GIVEN TASK> Give every entry again, word for word.

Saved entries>

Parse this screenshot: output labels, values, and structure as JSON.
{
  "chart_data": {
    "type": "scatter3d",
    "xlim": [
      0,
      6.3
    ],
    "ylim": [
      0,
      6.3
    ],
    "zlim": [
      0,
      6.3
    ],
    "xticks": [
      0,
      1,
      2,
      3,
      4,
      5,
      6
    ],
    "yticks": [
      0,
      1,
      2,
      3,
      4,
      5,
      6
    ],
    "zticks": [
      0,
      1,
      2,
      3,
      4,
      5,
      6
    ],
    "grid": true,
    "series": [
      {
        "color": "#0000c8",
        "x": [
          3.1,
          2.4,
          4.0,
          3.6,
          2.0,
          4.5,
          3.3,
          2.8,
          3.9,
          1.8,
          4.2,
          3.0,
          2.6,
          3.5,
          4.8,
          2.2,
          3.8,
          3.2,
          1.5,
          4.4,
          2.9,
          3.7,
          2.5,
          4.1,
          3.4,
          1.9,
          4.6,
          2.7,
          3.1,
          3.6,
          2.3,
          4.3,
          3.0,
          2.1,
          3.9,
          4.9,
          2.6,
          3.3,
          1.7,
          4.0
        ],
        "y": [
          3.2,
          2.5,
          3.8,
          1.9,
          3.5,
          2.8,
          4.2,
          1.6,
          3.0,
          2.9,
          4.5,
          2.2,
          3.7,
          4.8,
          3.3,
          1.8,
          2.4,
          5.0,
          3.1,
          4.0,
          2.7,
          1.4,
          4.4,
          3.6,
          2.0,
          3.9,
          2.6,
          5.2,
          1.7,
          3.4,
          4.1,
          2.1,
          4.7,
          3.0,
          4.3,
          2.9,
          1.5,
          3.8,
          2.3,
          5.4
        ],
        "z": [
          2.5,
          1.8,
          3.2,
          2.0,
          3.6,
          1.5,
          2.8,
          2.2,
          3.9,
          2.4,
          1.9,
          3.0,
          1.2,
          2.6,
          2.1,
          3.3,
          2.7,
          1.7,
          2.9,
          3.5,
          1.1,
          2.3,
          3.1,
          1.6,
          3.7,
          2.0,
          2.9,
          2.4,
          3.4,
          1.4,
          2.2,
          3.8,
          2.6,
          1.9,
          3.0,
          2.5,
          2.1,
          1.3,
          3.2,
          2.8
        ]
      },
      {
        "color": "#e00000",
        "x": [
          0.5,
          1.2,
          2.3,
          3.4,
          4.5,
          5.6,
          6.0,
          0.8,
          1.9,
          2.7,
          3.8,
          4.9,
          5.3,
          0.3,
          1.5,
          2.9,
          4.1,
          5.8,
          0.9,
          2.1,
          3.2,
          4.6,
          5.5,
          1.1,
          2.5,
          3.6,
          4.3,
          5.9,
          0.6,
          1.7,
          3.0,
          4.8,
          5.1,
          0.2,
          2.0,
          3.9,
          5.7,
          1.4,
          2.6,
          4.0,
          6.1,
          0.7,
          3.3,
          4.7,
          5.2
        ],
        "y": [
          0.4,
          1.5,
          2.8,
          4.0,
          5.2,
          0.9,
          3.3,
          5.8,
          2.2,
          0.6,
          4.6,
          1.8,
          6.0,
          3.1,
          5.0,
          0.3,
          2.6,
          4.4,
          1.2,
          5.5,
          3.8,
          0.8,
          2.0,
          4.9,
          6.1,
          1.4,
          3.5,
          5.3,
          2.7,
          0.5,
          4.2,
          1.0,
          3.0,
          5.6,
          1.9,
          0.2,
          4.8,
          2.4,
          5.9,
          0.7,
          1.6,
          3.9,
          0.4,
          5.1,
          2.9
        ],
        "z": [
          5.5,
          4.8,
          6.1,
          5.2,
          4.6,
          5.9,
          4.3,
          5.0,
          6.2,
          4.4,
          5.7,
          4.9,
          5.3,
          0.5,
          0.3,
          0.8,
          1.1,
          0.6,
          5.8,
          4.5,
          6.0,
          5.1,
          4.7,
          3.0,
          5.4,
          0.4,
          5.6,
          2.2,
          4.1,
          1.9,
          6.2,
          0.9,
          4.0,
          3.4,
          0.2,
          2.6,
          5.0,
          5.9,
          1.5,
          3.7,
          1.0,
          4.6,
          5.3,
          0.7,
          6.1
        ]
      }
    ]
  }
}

RESPONSE BELOW>
Parse this screenshot: output labels, values, and structure as JSON.
{
  "chart_data": {
    "type": "scatter3d",
    "xlim": [
      0,
      6.3
    ],
    "ylim": [
      0,
      6.3
    ],
    "zlim": [
      0,
      6.3
    ],
    "xticks": [
      0,
      1,
      2,
      3,
      4,
      5,
      6
    ],
    "yticks": [
      0,
      1,
      2,
      3,
      4,
      5,
      6
    ],
    "zticks": [
      0,
      1,
      2,
      3,
      4,
      5,
      6
    ],
    "grid": true,
    "series": [
      {
        "color": "#0000c8",
        "x": [
          3.1,
          2.4,
          4.0,
          3.6,
          2.0,
          4.5,
          3.3,
          2.8,
          3.9,
          1.8,
          4.2,
          3.0,
          2.6,
          3.5,
          4.8,
          2.2,
          3.8,
          3.2,
          1.5,
          4.4,
          2.9,
          3.7,
          2.5,
          4.1,
          3.4,
          1.9,
          4.6,
          2.7,
          3.1,
          3.6,
          2.3,
          4.3,
          3.0,
          2.1,
          3.9,
          4.9,
          2.6,
          3.3,
          1.7,
          4.0
        ],
        "y": [
          3.2,
          2.5,
          3.8,
          1.9,
          3.5,
          2.8,
          4.2,
          1.6,
          3.0,
          2.9,
          4.5,
          2.2,
          3.7,
          4.8,
          3.3,
          1.8,
          2.4,
          5.0,
          3.1,
          4.0,
          2.7,
          1.4,
          4.4,
          3.6,
          2.0,
          3.9,
          2.6,
          5.2,
          1.7,
          3.4,
          4.1,
          2.1,
          4.7,
          3.0,
          4.3,
          2.9,
          1.5,
          3.8,
          2.3,
          5.4
        ],
        "z": [
          2.5,
          1.8,
          3.2,
          2.0,
          3.6,
          1.5,
          2.8,
          2.2,
          3.9,
          2.4,
          1.9,
          3.0,
          1.2,
          2.6,
          2.1,
          3.3,
          2.7,
          1.7,
          2.9,
          3.5,
          1.1,
          2.3,
          3.1,
          1.6,
          3.7,
          2.0,
          2.9,
          2.4,
          3.4,
          1.4,
          2.2,
          3.8,
          2.6,
          1.9,
          3.0,
          2.5,
          2.1,
          1.3,
          3.2,
          2.8
        ]
      },
      {
        "color": "#e00000",
        "x": [
          0.5,
          1.2,
          2.3,
          3.4,
          4.5,
          5.6,
          6.0,
          0.8,
          1.9,
          2.7,
          3.8,
          4.9,
          5.3,
          0.3,
          1.5,
          2.9,
          4.1,
          5.8,
          0.9,
          2.1,
          3.2,
          4.6,
          5.5,
          1.1,
          2.5,
          3.6,
          4.3,
          5.9,
          0.6,
          1.7,
          3.0,
          4.8,
          5.1,
          0.2,
          2.0,
          3.9,
          5.7,
          1.4,
          2.6,
          4.0,
          6.1,
          0.7,
          3.3,
          4.7,
          5.2
        ],
        "y": [
          0.4,
          1.5,
          2.8,
          4.0,
          5.2,
          0.9,
          3.3,
          5.8,
          2.2,
          0.6,
          4.6,
          1.8,
          6.0,
          3.1,
          5.0,
          0.3,
          2.6,
          4.4,
          1.2,
          5.5,
          3.8,
          0.8,
          2.0,
          4.9,
          6.1,
          1.4,
          3.5,
          5.3,
          2.7,
          0.5,
          4.2,
          1.0,
          3.0,
          5.6,
          1.9,
          0.2,
          4.8,
          2.4,
          5.9,
          0.7,
          1.6,
          3.9,
          0.4,
          5.1,
          2.9
        ],
        "z": [
          5.5,
          4.8,
          6.1,
          5.2,
          4.6,
          5.9,
          4.3,
          5.0,
          6.2,
          4.4,
          5.7,
          4.9,
          5.3,
          0.5,
          0.3,
          0.8,
          1.1,
          0.6,
          5.8,
          4.5,
          6.0,
          5.1,
          4.7,
          3.0,
          5.4,
          0.4,
          5.6,
          2.2,
          4.1,
          1.9,
          6.2,
          0.9,
          4.0,
          3.4,
          0.2,
          2.6,
          5.0,
          5.9,
          1.5,
          3.7,
          1.0,
          4.6,
          5.3,
          0.7,
          6.1
        ]
      }
    ]
  }
}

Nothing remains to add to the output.